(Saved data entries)
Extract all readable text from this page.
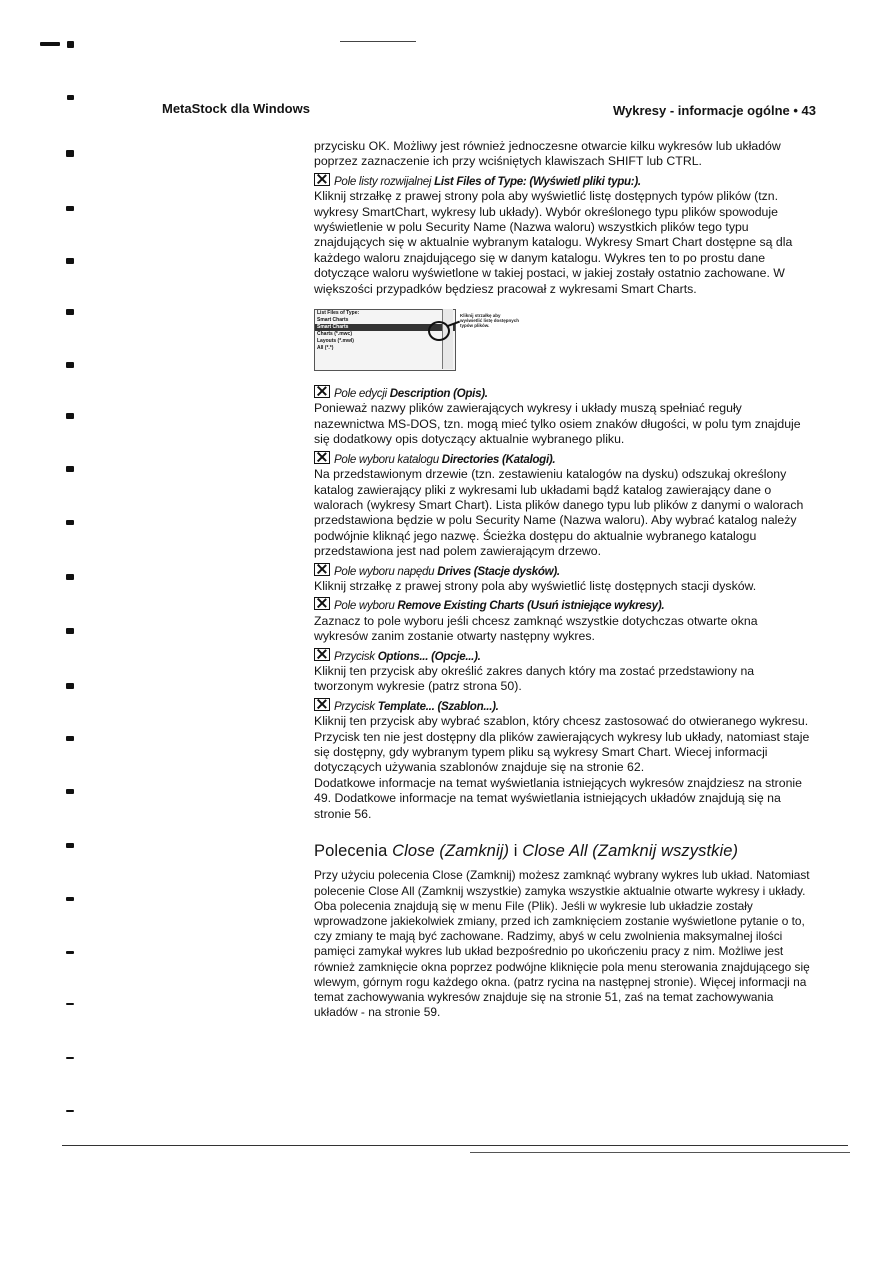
MetaStock dla Windows	Wykresy - informacje ogólne • 43

przycisku OK. Możliwy jest również jednoczesne otwarcie kilku wykresów lub układów poprzez zaznaczenie ich przy wciśniętych klawiszach SHIFT lub CTRL.

Pole listy rozwijalnej List Files of Type: (Wyświetl pliki typu:).

Kliknij strzałkę z prawej strony pola aby wyświetlić listę dostępnych typów plików (tzn. wykresy SmartChart, wykresy lub układy). Wybór określonego typu plików spowoduje wyświetlenie w polu Security Name (Nazwa waloru) wszystkich plików tego typu znajdujących się w aktualnie wybranym katalogu. Wykresy Smart Chart dostępne są dla każdego waloru znajdującego się w danym katalogu. Wykres ten to po prostu dane dotyczące waloru wyświetlone w takiej postaci, w jakiej zostały ostatnio zachowane. W większości przypadków będziesz pracował z wykresami Smart Charts.

List Files of Type:
Smart Charts
Smart Charts
Charts (*.mwc)
Layouts (*.mwl)
All (*.*)
Kliknij strzałkę aby wyświetlić listę dostępnych typów plików.
Pole edycji Description (Opis).

Ponieważ nazwy plików zawierających wykresy i układy muszą spełniać reguły nazewnictwa MS-DOS, tzn. mogą mieć tylko osiem znaków długości, w polu tym znajduje się dodatkowy opis dotyczący aktualnie wybranego pliku.

Pole wyboru katalogu Directories (Katalogi).

Na przedstawionym drzewie (tzn. zestawieniu katalogów na dysku) odszukaj określony katalog zawierający pliki z wykresami lub układami bądź katalog zawierający dane o walorach (wykresy Smart Chart). Lista plików danego typu lub plików z danymi o walorach przedstawiona będzie w polu Security Name (Nazwa waloru). Aby wybrać katalog należy podwójnie kliknąć jego nazwę. Ścieżka dostępu do aktualnie wybranego katalogu przedstawiona jest nad polem zawierającym drzewo.

Pole wyboru napędu Drives (Stacje dysków).

Kliknij strzałkę z prawej strony pola aby wyświetlić listę dostępnych stacji dysków.

Pole wyboru Remove Existing Charts (Usuń istniejące wykresy).

Zaznacz to pole wyboru jeśli chcesz zamknąć wszystkie dotychczas otwarte okna wykresów zanim zostanie otwarty następny wykres.

Przycisk Options... (Opcje...).

Kliknij ten przycisk aby określić zakres danych który ma zostać przedstawiony na tworzonym wykresie (patrz strona 50).

Przycisk Template... (Szablon...).

Kliknij ten przycisk aby wybrać szablon, który chcesz zastosować do otwieranego wykresu. Przycisk ten nie jest dostępny dla plików zawierających wykresy lub układy, natomiast staje się dostępny, gdy wybranym typem pliku są wykresy Smart Chart. Wiecej informacji dotyczących używania szablonów znajduje się na stronie 62.

Dodatkowe informacje na temat wyświetlania istniejących wykresów znajdziesz na stronie 49. Dodatkowe informacje na temat wyświetlania istniejących układów znajdują się na stronie 56.

Polecenia Close (Zamknij) i Close All (Zamknij wszystkie)

Przy użyciu polecenia Close (Zamknij) możesz zamknąć wybrany wykres lub układ. Natomiast polecenie Close All (Zamknij wszystkie) zamyka wszystkie aktualnie otwarte wykresy i układy. Oba polecenia znajdują się w menu File (Plik). Jeśli w wykresie lub układzie zostały wprowadzone jakiekolwiek zmiany, przed ich zamknięciem zostanie wyświetlone pytanie o to, czy zmiany te mają być zachowane. Radzimy, abyś w celu zwolnienia maksymalnej ilości pamięci zamykał wykres lub układ bezpośrednio po ukończeniu pracy z nim. Możliwe jest również zamknięcie okna poprzez podwójne kliknięcie pola menu sterowania znajdującego się wlewym, górnym rogu każdego okna. (patrz rycina na następnej stronie). Więcej informacji na temat zachowywania wykresów znajduje się na stronie 51, zaś na temat zachowywania układów - na stronie 59.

▶ _Task instructions_: Filter lines by "który" and return each hit.

▶ _Problem solution_:
Kliknij ten przycisk aby określić zakres danych który ma zostać przedstawiony na tworzonym wykresie (patrz strona 50).
Kliknij ten przycisk aby wybrać szablon, który chcesz zastosować do otwieranego wykresu. Przycisk ten nie jest dostępny dla plików zawierających wykresy lub układy, natomiast staje się dostępny, gdy wybranym typem pliku są wykresy Smart Chart. Wiecej informacji dotyczących używania szablonów znajduje się na stronie 62.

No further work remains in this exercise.